=== Provided data ===

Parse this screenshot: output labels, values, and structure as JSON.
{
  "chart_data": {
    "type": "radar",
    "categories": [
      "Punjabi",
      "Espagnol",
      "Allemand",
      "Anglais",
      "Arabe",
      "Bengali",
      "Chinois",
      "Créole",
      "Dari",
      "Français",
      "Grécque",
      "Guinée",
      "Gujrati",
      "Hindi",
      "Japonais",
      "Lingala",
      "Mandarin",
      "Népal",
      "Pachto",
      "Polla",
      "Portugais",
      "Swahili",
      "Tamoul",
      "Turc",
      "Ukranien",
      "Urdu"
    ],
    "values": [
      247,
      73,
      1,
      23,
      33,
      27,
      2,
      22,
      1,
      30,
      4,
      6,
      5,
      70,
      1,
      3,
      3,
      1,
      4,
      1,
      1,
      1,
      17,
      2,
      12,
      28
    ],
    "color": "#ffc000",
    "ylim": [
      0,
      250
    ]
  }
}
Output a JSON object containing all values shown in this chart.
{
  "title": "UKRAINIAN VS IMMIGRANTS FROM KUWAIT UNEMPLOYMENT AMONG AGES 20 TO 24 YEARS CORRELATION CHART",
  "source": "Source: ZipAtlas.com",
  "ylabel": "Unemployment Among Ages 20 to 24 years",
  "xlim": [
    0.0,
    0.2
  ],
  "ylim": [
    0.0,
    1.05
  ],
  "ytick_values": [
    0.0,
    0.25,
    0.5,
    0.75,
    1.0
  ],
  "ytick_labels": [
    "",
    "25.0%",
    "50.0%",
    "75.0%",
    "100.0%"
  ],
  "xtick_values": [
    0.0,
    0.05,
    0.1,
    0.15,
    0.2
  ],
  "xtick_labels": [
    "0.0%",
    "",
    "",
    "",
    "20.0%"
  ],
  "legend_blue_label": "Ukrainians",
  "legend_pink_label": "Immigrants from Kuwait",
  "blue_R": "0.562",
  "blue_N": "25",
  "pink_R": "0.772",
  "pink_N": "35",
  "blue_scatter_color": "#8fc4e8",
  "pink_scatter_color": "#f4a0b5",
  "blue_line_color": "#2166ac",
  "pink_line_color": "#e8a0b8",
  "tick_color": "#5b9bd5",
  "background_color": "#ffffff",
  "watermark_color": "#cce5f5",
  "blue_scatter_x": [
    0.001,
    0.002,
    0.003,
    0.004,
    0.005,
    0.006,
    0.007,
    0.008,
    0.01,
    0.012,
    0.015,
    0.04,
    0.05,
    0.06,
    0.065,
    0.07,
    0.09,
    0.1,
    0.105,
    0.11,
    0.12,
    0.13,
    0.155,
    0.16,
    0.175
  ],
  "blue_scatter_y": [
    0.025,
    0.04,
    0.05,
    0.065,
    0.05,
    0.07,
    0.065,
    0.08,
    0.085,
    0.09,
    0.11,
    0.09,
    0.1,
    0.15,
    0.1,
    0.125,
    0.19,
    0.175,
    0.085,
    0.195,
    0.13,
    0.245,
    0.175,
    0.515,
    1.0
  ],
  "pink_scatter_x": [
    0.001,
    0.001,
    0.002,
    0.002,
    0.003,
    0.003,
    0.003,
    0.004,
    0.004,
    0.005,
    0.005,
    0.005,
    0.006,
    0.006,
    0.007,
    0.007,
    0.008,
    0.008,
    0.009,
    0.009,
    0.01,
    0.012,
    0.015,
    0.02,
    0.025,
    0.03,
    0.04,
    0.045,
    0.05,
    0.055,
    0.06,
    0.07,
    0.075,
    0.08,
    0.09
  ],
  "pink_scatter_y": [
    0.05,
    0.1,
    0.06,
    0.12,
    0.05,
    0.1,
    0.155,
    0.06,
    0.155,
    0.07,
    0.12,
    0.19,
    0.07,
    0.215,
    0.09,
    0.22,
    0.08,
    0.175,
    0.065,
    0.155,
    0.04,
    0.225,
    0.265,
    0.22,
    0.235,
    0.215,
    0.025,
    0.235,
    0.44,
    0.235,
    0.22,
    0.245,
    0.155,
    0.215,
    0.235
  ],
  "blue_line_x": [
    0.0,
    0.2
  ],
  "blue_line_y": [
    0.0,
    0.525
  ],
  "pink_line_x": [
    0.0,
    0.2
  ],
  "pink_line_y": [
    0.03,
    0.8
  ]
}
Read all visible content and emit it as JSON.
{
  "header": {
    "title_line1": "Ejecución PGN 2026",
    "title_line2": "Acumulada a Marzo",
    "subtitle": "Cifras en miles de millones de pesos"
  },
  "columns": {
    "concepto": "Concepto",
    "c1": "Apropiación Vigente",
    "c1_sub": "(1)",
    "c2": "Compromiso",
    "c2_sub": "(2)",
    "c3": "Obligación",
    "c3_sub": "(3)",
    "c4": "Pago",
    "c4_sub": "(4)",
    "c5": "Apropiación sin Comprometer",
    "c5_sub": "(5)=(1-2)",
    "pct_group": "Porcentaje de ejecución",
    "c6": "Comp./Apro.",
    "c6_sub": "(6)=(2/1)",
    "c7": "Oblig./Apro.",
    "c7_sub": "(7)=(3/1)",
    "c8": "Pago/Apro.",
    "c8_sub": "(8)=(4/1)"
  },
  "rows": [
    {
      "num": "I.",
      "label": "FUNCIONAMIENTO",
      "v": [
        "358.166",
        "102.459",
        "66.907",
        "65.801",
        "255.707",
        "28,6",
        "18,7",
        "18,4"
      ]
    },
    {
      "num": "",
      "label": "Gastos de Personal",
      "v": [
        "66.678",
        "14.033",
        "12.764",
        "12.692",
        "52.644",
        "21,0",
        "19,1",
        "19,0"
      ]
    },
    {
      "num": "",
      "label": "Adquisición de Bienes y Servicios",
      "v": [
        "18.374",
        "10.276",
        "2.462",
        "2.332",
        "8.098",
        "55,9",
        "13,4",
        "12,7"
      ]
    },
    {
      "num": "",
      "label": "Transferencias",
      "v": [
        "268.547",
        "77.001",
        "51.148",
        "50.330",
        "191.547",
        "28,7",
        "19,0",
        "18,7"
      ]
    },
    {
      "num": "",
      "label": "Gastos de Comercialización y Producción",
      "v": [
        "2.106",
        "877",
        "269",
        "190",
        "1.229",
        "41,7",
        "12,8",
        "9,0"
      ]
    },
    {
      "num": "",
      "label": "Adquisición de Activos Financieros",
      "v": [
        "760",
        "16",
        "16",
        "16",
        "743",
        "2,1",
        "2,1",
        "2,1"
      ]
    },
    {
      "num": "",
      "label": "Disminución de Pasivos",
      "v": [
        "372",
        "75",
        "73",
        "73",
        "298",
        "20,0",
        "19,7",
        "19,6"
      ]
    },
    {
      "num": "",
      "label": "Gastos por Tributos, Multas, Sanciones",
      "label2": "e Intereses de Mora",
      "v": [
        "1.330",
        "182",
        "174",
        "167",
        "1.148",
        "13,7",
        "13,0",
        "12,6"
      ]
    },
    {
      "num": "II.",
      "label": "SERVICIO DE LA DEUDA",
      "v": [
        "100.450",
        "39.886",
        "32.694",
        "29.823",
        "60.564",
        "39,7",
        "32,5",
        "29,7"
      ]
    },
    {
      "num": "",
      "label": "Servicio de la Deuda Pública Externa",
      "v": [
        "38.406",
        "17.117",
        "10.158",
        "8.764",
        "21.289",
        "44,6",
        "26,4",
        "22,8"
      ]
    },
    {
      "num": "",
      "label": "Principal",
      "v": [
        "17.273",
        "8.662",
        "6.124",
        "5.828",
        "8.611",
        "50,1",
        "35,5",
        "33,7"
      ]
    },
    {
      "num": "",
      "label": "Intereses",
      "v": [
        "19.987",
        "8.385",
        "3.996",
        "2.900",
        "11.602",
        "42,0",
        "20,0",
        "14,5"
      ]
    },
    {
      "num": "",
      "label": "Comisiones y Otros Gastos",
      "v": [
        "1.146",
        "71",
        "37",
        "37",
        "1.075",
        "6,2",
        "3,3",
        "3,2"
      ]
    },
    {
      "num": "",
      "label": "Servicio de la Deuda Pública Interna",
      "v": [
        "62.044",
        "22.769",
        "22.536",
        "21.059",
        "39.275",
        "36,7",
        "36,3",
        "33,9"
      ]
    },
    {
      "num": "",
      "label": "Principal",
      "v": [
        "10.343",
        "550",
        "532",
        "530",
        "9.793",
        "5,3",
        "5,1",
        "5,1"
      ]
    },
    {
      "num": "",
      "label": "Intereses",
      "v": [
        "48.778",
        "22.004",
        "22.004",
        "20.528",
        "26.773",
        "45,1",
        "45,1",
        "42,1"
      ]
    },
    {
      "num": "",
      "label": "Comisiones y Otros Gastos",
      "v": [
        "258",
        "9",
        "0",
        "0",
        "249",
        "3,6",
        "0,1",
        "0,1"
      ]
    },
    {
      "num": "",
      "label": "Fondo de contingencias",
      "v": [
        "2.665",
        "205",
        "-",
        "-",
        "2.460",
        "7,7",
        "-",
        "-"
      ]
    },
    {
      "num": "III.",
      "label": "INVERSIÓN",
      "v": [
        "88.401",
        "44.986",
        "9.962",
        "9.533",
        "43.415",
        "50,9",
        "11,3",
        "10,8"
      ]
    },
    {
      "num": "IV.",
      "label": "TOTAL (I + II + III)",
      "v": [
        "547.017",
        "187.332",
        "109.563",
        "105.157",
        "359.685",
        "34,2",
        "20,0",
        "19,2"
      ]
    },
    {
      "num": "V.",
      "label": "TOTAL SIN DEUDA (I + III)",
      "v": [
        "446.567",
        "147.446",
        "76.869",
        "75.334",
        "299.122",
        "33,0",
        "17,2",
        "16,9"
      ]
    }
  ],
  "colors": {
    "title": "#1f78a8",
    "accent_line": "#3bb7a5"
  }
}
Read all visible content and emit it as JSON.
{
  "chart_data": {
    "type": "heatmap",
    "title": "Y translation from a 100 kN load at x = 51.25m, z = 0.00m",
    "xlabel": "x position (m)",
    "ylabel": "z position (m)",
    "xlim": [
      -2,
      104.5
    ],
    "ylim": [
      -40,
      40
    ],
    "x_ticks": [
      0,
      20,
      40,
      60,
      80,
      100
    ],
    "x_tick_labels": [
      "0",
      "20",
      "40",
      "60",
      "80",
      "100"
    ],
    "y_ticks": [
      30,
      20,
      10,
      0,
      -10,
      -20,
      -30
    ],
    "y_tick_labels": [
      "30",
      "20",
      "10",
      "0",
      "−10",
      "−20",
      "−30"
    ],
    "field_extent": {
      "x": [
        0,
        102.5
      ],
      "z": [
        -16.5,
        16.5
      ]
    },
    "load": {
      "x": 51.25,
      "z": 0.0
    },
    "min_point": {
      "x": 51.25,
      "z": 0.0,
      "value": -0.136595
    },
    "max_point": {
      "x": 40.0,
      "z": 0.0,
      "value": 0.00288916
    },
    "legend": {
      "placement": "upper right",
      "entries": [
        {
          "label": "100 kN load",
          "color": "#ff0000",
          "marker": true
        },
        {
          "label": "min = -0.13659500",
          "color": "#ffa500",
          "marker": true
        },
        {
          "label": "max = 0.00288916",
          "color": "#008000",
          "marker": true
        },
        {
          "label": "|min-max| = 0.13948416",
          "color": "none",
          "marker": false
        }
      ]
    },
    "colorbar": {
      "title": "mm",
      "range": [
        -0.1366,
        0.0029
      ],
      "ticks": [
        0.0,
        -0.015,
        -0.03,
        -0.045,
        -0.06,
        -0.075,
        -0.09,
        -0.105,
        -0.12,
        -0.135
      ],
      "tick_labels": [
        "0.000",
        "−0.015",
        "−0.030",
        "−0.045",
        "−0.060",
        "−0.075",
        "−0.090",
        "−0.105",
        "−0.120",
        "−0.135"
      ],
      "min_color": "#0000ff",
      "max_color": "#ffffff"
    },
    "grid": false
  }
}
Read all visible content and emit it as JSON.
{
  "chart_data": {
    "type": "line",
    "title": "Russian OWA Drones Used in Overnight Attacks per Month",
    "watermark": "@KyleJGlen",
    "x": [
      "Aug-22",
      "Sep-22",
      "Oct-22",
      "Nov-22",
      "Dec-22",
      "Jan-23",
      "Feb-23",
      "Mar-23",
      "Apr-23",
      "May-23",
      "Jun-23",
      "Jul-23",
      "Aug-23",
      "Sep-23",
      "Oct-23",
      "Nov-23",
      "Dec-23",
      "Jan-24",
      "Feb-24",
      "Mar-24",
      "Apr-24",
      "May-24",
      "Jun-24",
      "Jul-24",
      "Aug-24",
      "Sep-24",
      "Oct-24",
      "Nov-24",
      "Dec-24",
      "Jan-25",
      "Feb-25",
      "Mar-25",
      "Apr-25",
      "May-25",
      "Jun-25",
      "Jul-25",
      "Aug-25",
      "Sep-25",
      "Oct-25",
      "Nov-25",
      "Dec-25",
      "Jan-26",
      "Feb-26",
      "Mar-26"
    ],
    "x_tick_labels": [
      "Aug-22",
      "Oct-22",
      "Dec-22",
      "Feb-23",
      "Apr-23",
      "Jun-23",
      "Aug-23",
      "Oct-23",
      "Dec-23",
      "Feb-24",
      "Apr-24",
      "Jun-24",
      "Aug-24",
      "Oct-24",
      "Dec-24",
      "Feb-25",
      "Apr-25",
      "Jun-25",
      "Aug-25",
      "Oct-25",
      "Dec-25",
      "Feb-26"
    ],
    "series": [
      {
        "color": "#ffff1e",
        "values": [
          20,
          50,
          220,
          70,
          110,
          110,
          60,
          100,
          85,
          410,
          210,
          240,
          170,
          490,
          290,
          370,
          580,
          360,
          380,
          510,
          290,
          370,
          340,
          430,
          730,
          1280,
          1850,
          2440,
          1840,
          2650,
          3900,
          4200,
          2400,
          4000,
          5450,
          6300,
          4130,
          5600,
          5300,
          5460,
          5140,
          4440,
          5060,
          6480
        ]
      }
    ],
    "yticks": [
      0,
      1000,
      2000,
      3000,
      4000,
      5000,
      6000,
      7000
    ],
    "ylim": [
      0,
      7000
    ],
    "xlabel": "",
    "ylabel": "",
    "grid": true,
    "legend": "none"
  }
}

===

In the records above, find the lines containing "ffffff" and copy them.

  "background_color": "#ffffff",
      "max_color": "#ffffff"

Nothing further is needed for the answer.